Requests =>
A - Answer these from the article on Indian inflation below, one line each:
(i) What growth rate for India does the IMF's 8 July forecast give for this year?
(ii) Which two political legacies does the article say have made profit a dirty word?
(iii) In what year did an Indian conglomerate start its experimental internet portal?
B - Write the next part of the article on Indian inflation below, starting after its final sentence, which ends "arrive at a good deal."

Page excerpt =>

Powered by Guardian.co.ukThis article was written by Suhasini Sakhare, for guardian.co.uk on Wednesday 14th July 2010 14.30 UTC

The Indian economic story has been marked in the last decade by outstanding success. The stock exchanges have outperformed leading indices worldwide, the demographics are favourable and the IT outsourcing sector continues to boom. Inflation presents an aberrant thread running through this story. Aberrant because it works not on the basis of how much money consumers have, but on the basis of how little consumers know.

If we look at the numbers, Indian inflation was historically at its lowest in the last 10 years when the economic boom was at its peak. This year, with growth set at 9.4%, as per the IMF’s 8 July forecast, India will likely suffer from double-digit inflation. By contrast, in 2008, growth was a healthy 9%, while inflation was only 6.4%. A bad monsoon last year has been repeatedly blamed for this upsurge, but grain lies rotting in government warehouses.

India’s problems are unique, because it is possibly the most inefficient market in the world. Two historical phenomena are to blame for this.

First, changes in the Indian economy in the early part of the 20th century led to the value of labour, innovation and management plummeting and the value of capital rising disproportionately high. This imbalance continues to this day. Our employment laws are a joke, our scientists staff the top 40% of Nasa, but research lags at home and corporate governance is in its infancy, to put it politely.

Second, Gandhi’s freedom movement and Nehru’s socialist politics have made profit a dirty word. Although the government’s economic liberalisation efforts helped some, Indian capital still continues to be in the unique position of being both extremely powerful, and strongly despised. This is not a good combination, and as a result corruption flourishes, healthy competition is nipped in the bud and middlemen work at the expense of the disorganised producer and the consumer.

A workable solution to this problem is to empower the consumer with knowledge. In 2002, an Indian conglomerate started an experimental internet portal. This portal worked at bringing transparency to the supply side of Indian commodities. By logging in, farmers could check current prices of commodities, and arrive at a good deal.

Raw data =>
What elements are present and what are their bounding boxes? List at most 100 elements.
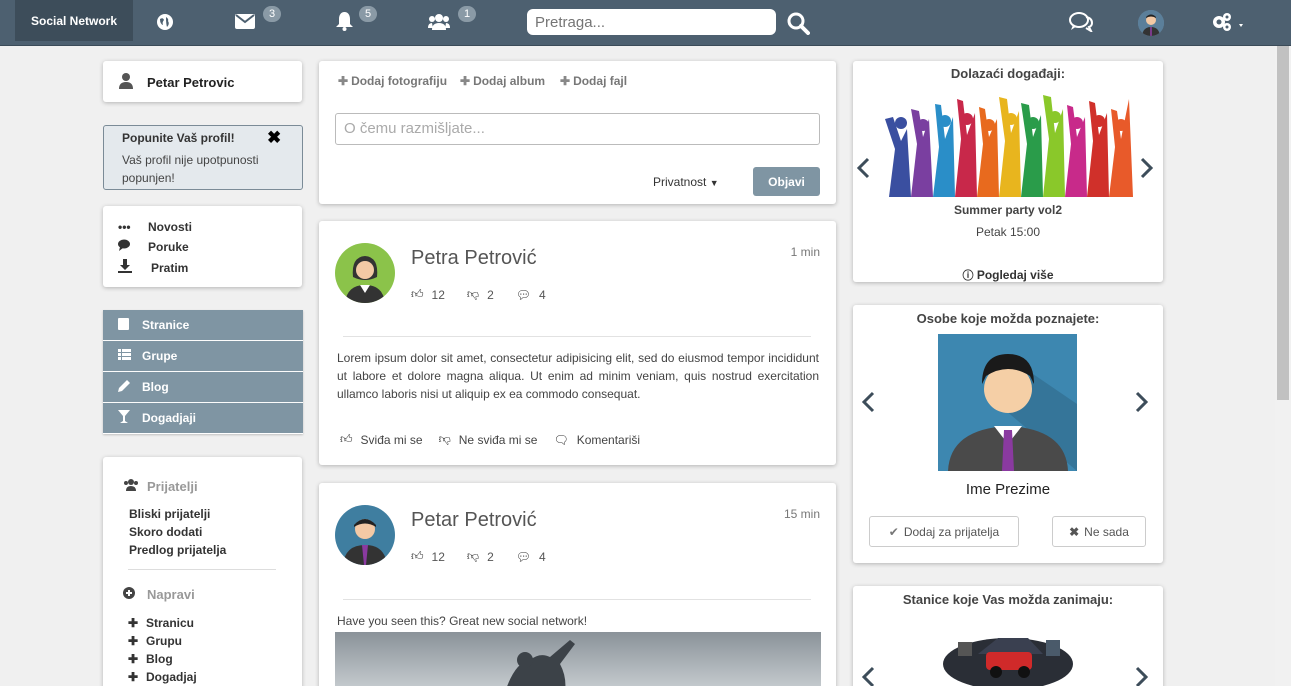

Answers provided =>
A -
(i) 9.4%
(ii) Gandhi's freedom movement and Nehru's socialist politics
(iii) 2002

B -
It is impossible to adequately convey the importance of this knowledge to a western readership. It can mean the difference between starvation and prosperity. A lack of regulation, entrenched purchasing cartels and chronically low social capital means that if not forced, middlemen will give the worst possible deal to the farmer. On the flipside, if not forced, shopkeepers, grocers and retail outlets will and do give the worst possible deal to the Indian consumer. Commodities are largely unbranded, retail is a “mom and pop” sector and consumers are woefully ill-informed. The consumer purchasing groceries or vegetables simply has to take the word of the vendor that he is paying a fair price.

On 25 June, for example, the price of diesel increased by two rupees in India. Diesel is important because most of our commodities are transported by road in diesel-burning vehicles. A 0.9% increase in inflation in wholesale prices was expected. Prices of commodities have instead gone up within two weeks by 15%. Prices of vegetables have gone up by between 35% and 100%. This is sheer carpetbagging opportunism by retailers.

Experience tells us that were the price of diesel to drop tomorrow, these increases would not be reversed. Price increases in India defy the laws of physics. The trick is to curb the initial upswing itself. Much like the portal for farmers, we need an internet portal for the Indian consumer as well: one that allows retailers and grocers to text in prices they can offer for unbranded commodities and vegetables, and arranges these prices by city/town and by five-mile areas within cities. This portal would need to be designed to be lightweight, so that it is accessible to the many Indian consumers with low internet bandwidth, and it should also be able to respond by text message to standard price enquiries by consumers.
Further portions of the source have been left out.